— START EXCERPTED DATA —
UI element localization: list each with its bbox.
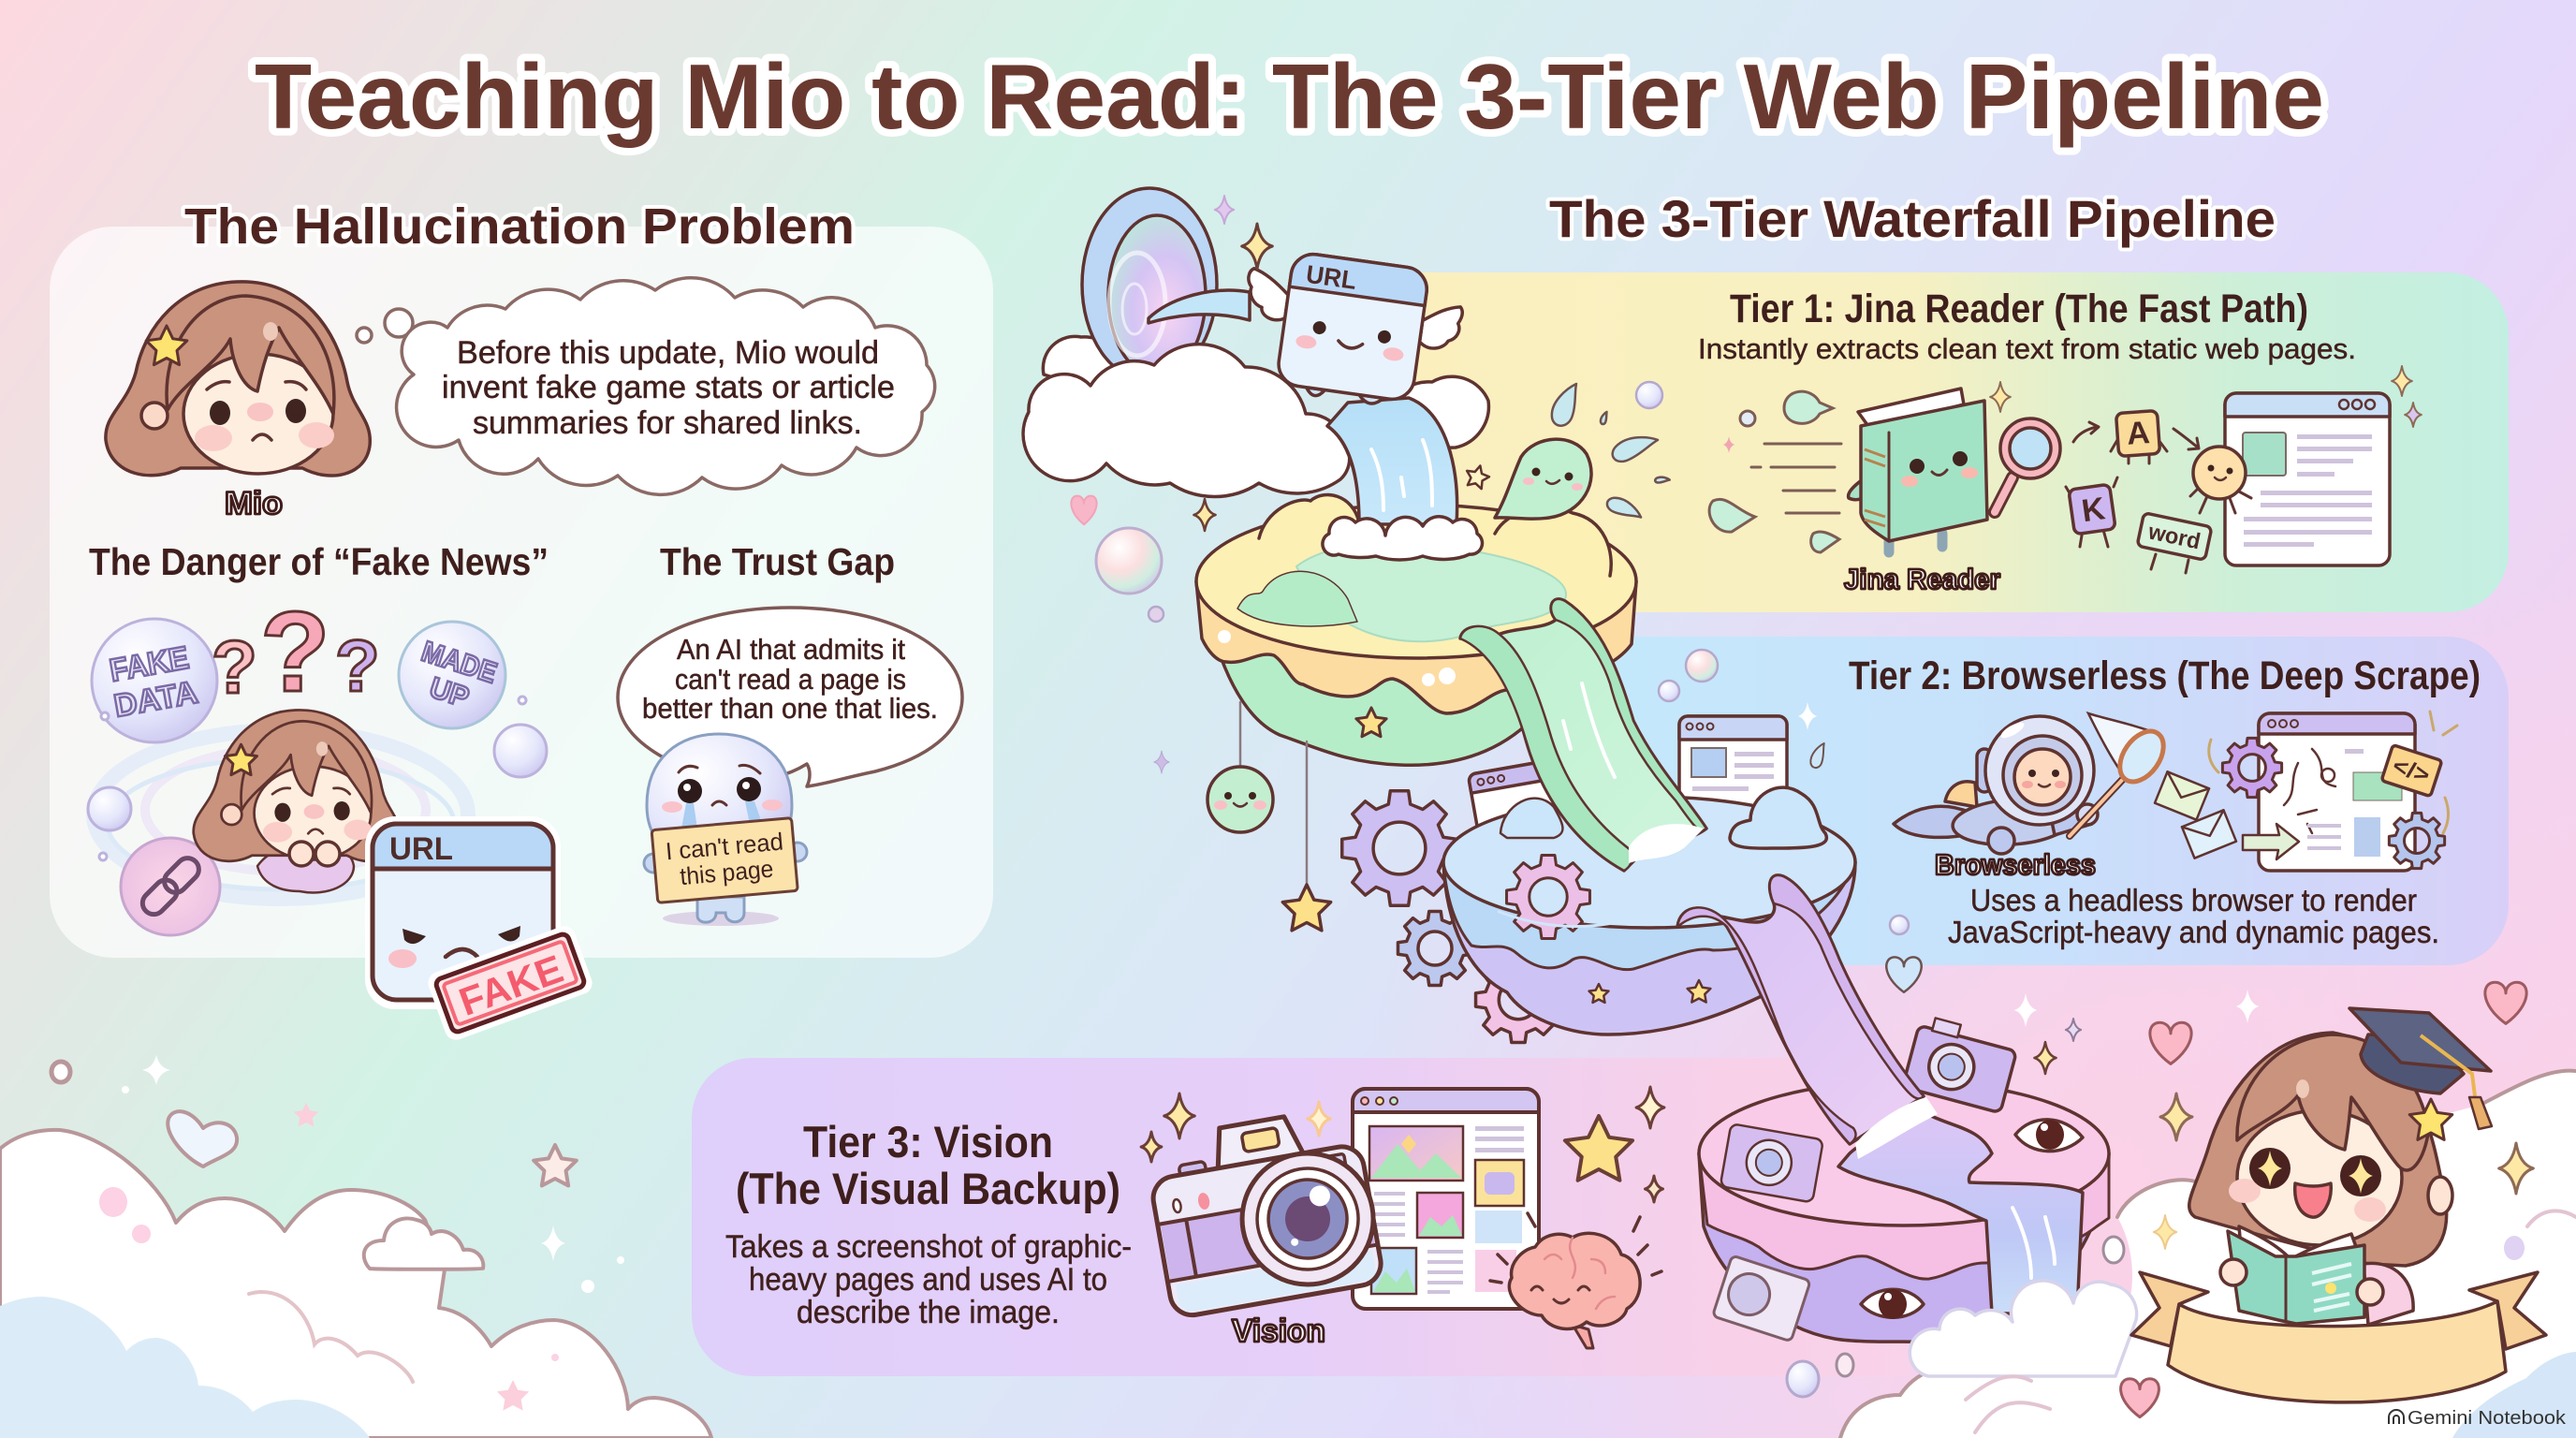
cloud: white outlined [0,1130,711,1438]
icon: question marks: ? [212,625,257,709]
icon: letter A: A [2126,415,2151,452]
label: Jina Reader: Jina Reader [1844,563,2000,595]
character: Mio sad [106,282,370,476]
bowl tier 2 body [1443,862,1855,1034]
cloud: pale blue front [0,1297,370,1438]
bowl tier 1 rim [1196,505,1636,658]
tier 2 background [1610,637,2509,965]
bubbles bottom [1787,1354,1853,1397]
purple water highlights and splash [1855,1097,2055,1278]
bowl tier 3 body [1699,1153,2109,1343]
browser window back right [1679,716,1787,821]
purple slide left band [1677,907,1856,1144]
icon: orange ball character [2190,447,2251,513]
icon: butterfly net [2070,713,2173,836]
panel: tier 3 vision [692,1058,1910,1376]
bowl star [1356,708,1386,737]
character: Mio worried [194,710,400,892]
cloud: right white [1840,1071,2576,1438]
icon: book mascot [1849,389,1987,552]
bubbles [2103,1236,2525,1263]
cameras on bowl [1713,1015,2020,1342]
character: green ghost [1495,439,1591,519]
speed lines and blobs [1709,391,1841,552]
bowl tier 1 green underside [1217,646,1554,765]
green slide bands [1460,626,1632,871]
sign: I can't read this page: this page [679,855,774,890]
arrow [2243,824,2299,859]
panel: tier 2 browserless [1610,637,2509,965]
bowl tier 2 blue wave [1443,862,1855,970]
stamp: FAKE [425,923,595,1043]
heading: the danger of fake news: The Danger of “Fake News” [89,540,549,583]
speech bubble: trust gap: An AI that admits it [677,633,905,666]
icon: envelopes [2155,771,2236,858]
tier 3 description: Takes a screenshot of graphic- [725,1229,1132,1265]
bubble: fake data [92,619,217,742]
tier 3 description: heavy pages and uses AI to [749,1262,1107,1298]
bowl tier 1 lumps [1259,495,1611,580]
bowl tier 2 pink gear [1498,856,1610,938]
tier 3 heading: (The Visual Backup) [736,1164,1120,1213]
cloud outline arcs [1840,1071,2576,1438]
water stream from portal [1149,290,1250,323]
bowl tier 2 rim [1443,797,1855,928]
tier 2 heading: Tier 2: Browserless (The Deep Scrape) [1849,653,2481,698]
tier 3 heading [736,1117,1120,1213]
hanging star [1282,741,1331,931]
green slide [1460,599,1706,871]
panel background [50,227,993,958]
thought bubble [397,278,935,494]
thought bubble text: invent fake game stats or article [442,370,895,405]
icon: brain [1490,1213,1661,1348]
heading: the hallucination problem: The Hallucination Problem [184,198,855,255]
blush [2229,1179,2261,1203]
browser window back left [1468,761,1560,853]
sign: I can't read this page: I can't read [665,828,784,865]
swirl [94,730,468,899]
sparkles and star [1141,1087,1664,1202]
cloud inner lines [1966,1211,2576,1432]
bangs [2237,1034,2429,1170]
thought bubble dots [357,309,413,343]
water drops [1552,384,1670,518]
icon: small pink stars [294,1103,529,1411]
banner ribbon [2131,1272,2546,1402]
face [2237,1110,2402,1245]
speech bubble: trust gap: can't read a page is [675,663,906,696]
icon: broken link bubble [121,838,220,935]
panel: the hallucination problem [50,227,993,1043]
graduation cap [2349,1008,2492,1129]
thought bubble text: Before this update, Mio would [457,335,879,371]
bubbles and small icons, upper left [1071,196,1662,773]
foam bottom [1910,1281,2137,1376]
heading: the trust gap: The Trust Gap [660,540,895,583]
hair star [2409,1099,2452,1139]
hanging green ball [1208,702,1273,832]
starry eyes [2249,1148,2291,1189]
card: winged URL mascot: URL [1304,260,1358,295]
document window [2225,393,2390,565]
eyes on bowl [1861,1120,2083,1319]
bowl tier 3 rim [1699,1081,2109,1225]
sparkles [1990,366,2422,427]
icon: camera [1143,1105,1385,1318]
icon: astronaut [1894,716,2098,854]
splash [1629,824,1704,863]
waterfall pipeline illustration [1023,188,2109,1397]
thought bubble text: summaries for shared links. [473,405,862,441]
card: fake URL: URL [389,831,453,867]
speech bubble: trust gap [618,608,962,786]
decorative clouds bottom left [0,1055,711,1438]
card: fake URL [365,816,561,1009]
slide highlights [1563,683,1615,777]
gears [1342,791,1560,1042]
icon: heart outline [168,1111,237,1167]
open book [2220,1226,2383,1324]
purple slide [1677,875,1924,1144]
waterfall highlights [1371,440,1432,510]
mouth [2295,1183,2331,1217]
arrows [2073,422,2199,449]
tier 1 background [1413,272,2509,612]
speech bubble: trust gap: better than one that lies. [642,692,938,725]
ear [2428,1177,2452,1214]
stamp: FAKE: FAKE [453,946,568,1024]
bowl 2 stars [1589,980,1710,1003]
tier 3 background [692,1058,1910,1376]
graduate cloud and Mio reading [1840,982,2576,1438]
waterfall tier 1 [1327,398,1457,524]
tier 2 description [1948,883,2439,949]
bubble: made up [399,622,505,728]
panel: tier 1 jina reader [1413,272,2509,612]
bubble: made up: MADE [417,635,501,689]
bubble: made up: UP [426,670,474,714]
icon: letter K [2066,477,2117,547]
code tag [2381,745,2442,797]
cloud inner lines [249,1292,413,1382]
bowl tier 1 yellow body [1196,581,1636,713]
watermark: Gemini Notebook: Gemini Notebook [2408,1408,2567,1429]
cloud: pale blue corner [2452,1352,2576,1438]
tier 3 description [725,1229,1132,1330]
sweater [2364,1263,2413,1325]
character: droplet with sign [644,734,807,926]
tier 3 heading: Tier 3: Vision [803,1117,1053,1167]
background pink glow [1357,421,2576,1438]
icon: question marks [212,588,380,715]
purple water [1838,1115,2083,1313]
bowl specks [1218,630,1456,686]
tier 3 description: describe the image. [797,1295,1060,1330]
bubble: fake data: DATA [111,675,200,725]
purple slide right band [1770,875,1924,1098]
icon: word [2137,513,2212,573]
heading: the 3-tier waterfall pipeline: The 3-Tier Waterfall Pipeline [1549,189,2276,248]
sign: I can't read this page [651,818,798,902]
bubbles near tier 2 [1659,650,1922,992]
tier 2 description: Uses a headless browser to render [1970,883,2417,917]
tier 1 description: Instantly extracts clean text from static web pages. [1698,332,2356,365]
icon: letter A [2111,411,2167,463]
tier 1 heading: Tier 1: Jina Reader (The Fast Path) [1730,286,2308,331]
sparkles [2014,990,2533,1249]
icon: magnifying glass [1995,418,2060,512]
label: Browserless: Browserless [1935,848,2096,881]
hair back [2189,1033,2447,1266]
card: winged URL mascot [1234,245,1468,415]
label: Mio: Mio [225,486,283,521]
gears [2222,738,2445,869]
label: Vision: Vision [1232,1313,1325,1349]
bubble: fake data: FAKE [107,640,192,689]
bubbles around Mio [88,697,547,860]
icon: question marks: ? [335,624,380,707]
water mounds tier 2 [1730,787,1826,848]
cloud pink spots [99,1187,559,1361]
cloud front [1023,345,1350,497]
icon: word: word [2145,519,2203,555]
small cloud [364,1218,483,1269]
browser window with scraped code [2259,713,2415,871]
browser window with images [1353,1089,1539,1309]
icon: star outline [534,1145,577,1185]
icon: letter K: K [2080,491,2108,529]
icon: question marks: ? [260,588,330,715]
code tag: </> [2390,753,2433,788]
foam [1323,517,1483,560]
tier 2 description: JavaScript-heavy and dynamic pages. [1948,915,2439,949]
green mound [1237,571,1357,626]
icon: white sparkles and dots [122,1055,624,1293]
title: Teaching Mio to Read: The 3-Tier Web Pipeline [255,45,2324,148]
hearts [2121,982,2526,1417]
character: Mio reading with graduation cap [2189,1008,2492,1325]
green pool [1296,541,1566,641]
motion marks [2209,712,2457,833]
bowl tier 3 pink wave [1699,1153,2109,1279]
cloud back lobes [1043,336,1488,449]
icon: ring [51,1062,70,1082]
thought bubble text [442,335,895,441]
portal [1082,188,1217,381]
— END EXCERPTED DATA —
Please write out, unchanged, the part of the material that opens with the line containing "cloud: white outlined [0,1130,711,1438]" and closes with the line containing "bubbles bottom [1787,1354,1853,1397]", including both of those lines.

FULL SOLUTION.
cloud: white outlined [0,1130,711,1438]
icon: question marks: ? [212,625,257,709]
icon: letter A: A [2126,415,2151,452]
label: Jina Reader: Jina Reader [1844,563,2000,595]
character: Mio sad [106,282,370,476]
bowl tier 2 body [1443,862,1855,1034]
cloud: pale blue front [0,1297,370,1438]
bowl tier 1 rim [1196,505,1636,658]
tier 2 background [1610,637,2509,965]
bubbles bottom [1787,1354,1853,1397]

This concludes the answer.